- **Problem description**
Convert the stretch of entries below, from the line containing "records-note: (0 means" through the line containing "[752, 462, 817, 484]", into a JSON list of strings with one string per line.

Entries contained in a dataset:
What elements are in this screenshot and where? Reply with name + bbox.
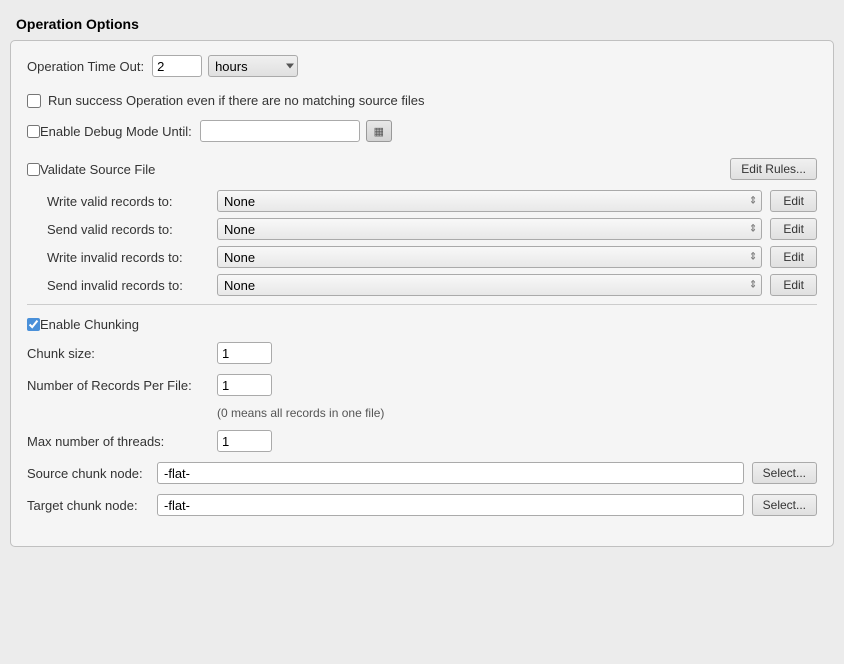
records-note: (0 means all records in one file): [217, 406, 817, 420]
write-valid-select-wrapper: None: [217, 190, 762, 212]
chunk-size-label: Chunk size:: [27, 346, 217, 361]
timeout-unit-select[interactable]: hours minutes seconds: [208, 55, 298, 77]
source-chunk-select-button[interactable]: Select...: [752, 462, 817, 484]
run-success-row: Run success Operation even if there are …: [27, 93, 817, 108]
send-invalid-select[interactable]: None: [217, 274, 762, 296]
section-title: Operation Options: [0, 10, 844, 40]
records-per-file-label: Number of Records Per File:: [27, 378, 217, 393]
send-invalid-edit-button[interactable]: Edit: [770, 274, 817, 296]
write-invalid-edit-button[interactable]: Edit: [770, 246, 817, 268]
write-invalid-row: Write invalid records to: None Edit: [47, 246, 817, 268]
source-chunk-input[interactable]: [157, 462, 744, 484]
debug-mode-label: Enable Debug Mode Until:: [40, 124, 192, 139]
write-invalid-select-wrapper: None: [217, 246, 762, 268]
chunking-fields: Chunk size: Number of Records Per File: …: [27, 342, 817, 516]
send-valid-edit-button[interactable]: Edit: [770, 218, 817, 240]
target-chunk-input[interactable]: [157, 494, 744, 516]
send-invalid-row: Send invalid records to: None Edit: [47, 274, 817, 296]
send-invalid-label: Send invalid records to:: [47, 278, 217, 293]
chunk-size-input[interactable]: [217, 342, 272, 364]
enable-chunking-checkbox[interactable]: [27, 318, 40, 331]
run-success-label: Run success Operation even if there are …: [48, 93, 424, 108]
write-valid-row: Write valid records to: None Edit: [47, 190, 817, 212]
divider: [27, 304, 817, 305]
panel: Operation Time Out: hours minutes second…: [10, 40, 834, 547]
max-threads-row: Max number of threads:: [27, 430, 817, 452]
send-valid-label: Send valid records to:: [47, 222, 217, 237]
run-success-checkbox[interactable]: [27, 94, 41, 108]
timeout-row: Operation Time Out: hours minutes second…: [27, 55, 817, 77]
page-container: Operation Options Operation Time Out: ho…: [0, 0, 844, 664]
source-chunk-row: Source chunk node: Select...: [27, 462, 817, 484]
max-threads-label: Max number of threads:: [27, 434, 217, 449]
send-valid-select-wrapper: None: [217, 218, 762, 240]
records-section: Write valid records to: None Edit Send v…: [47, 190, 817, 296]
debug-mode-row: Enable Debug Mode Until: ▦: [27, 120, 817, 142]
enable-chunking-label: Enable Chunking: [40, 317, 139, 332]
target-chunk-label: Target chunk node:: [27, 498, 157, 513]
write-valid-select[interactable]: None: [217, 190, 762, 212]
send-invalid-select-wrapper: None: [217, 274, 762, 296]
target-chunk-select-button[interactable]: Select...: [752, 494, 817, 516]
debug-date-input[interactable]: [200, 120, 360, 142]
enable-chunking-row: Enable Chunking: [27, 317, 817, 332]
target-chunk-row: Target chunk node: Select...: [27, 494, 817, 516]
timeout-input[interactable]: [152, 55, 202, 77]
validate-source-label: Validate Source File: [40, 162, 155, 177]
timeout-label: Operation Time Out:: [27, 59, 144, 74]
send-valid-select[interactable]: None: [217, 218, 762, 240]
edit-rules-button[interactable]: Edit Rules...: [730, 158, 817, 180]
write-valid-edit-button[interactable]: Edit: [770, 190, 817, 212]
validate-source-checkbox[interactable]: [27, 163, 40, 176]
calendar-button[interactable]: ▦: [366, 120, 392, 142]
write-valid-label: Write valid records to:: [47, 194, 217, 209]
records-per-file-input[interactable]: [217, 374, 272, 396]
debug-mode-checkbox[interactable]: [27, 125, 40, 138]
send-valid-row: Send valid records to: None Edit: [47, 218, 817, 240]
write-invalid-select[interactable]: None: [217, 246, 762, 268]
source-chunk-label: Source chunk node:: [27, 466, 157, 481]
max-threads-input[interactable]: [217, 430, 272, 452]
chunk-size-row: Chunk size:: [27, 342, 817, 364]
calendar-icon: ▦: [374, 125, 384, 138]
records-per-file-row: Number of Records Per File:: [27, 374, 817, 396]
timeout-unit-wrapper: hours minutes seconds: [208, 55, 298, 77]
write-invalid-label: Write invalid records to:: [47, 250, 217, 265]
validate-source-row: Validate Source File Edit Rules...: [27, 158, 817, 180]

--

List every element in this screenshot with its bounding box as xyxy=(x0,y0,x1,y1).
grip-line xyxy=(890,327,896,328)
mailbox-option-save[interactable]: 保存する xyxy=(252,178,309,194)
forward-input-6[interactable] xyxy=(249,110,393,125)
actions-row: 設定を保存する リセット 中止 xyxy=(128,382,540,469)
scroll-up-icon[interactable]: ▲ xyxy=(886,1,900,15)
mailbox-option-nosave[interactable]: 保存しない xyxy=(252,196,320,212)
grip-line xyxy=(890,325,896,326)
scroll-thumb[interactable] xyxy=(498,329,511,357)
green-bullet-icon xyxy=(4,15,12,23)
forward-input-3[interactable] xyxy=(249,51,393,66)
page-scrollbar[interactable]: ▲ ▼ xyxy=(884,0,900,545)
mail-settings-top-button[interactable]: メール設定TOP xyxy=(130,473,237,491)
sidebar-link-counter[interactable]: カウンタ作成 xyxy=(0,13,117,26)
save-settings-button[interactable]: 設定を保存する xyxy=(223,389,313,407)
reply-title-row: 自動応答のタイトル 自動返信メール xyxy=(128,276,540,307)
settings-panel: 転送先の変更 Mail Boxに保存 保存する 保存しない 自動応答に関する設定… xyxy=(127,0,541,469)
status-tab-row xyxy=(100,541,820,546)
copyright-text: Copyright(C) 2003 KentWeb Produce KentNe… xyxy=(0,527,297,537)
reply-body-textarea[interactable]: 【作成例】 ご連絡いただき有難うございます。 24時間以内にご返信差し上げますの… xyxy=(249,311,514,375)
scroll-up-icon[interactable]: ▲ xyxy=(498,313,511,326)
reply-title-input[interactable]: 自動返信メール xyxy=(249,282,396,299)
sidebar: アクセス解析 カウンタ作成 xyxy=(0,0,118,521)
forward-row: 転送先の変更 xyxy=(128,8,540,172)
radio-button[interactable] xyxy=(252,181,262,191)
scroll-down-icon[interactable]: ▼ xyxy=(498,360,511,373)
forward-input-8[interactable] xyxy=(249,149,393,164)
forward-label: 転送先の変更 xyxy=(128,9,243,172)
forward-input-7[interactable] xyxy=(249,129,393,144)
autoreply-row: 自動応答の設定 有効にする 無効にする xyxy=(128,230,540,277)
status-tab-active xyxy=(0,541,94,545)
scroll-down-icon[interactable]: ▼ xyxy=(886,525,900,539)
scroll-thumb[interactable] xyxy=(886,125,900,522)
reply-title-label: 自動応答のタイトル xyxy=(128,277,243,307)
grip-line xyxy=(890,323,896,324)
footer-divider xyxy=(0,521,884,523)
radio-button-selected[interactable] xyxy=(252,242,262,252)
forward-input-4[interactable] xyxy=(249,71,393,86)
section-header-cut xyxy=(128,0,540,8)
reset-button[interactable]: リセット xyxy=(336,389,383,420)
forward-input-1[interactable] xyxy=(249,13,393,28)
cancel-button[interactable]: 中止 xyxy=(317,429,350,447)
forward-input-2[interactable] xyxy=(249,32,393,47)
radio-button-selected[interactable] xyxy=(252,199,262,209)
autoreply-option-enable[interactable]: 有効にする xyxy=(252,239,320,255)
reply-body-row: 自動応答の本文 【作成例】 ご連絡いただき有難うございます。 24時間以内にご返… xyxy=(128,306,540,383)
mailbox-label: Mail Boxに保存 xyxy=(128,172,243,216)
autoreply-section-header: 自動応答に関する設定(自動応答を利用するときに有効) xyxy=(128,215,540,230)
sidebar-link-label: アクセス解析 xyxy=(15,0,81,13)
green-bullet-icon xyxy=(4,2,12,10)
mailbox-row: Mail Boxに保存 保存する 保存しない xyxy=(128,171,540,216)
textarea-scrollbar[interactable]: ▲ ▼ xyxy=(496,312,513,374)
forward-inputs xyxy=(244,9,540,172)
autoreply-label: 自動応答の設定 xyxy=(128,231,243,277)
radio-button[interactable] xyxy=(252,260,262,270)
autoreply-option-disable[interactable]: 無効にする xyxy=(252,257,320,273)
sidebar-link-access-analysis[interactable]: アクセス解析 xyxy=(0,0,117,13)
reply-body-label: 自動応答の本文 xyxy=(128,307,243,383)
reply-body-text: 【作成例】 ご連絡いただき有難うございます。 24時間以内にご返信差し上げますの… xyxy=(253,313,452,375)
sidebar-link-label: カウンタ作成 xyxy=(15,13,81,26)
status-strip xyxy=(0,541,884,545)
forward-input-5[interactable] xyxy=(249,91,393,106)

- **Finished task**
[
  "records-note: (0 means all records in one file): [217, 406, 817, 420]",
  "write-valid-select-wrapper: None: [217, 190, 762, 212]",
  "chunk-size-label: Chunk size:: [27, 346, 217, 361]",
  "timeout-unit-select[interactable]: hours minutes seconds: [208, 55, 298, 77]",
  "source-chunk-select-button[interactable]: Select...: [752, 462, 817, 484]"
]